# What the task asks:
Each line that holds the word "задолженности" is to be identified and copied.

== Records shown

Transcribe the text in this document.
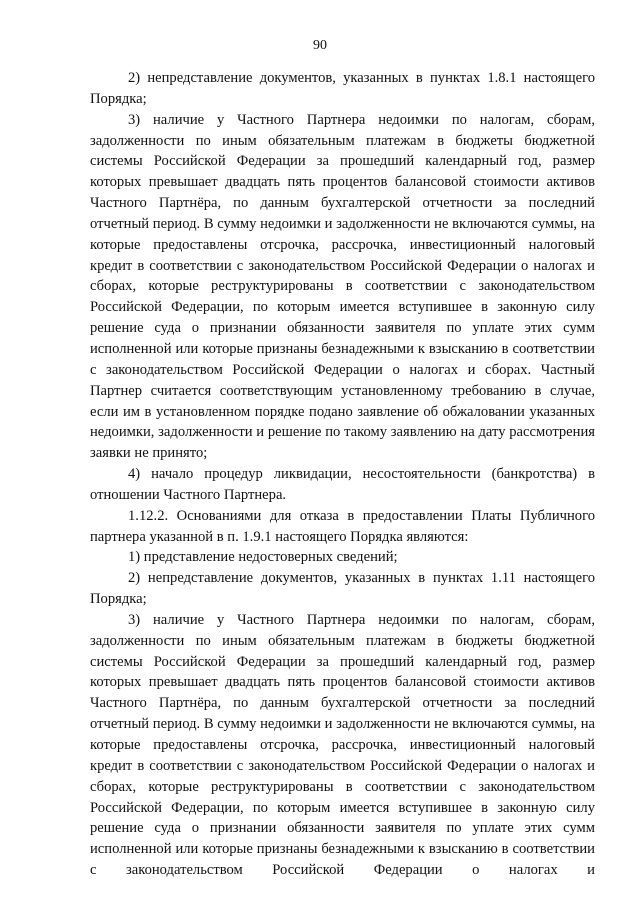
90

2) непредставление документов, указанных в пунктах 1.8.1 настоящего Порядка;

3) наличие у Частного Партнера недоимки по налогам, сборам, задолженности по иным обязательным платежам в бюджеты бюджетной системы Российской Федерации за прошедший календарный год, размер которых превышает двадцать пять процентов балансовой стоимости активов Частного Партнёра, по данным бухгалтерской отчетности за последний отчетный период. В сумму недоимки и задолженности не включаются суммы, на которые предоставлены отсрочка, рассрочка, инвестиционный налоговый кредит в соответствии с законодательством Российской Федерации о налогах и сборах, которые реструктурированы в соответствии с законодательством Российской Федерации, по которым имеется вступившее в законную силу решение суда о признании обязанности заявителя по уплате этих сумм исполненной или которые признаны безнадежными к взысканию в соответствии с законодательством Российской Федерации о налогах и сборах. Частный Партнер считается соответствующим установленному требованию в случае, если им в установленном порядке подано заявление об обжаловании указанных недоимки, задолженности и решение по такому заявлению на дату рассмотрения заявки не принято;

4) начало процедур ликвидации, несостоятельности (банкротства) в отношении Частного Партнера.

1.12.2. Основаниями для отказа в предоставлении Платы Публичного партнера указанной в п. 1.9.1 настоящего Порядка являются:

1) представление недостоверных сведений;

2) непредставление документов, указанных в пунктах 1.11 настоящего Порядка;

3) наличие у Частного Партнера недоимки по налогам, сборам, задолженности по иным обязательным платежам в бюджеты бюджетной системы Российской Федерации за прошедший календарный год, размер которых превышает двадцать пять процентов балансовой стоимости активов Частного Партнёра, по данным бухгалтерской отчетности за последний отчетный период. В сумму недоимки и задолженности не включаются суммы, на которые предоставлены отсрочка, рассрочка, инвестиционный налоговый кредит в соответствии с законодательством Российской Федерации о налогах и сборах, которые реструктурированы в соответствии с законодательством Российской Федерации, по которым имеется вступившее в законную силу решение суда о признании обязанности заявителя по уплате этих сумм исполненной или которые признаны безнадежными к взысканию в соответствии с законодательством Российской Федерации о налогах и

====

# Answer below:
3) наличие у Частного Партнера недоимки по налогам, сборам, задолженности по иным обязательным платежам в бюджеты бюджетной системы Российской Федерации за прошедший календарный год, размер которых превышает двадцать пять процентов балансовой стоимости активов Частного Партнёра, по данным бухгалтерской отчетности за последний отчетный период. В сумму недоимки и задолженности не включаются суммы, на которые предоставлены отсрочка, рассрочка, инвестиционный налоговый кредит в соответствии с законодательством Российской Федерации о налогах и сборах, которые реструктурированы в соответствии с законодательством Российской Федерации, по которым имеется вступившее в законную силу решение суда о признании обязанности заявителя по уплате этих сумм исполненной или которые признаны безнадежными к взысканию в соответствии с законодательством Российской Федерации о налогах и сборах. Частный Партнер считается соответствующим установленному требованию в случае, если им в установленном порядке подано заявление об обжаловании указанных недоимки, задолженности и решение по такому заявлению на дату рассмотрения заявки не принято;
3) наличие у Частного Партнера недоимки по налогам, сборам, задолженности по иным обязательным платежам в бюджеты бюджетной системы Российской Федерации за прошедший календарный год, размер которых превышает двадцать пять процентов балансовой стоимости активов Частного Партнёра, по данным бухгалтерской отчетности за последний отчетный период. В сумму недоимки и задолженности не включаются суммы, на которые предоставлены отсрочка, рассрочка, инвестиционный налоговый кредит в соответствии с законодательством Российской Федерации о налогах и сборах, которые реструктурированы в соответствии с законодательством Российской Федерации, по которым имеется вступившее в законную силу решение суда о признании обязанности заявителя по уплате этих сумм исполненной или которые признаны безнадежными к взысканию в соответствии с законодательством Российской Федерации о налогах и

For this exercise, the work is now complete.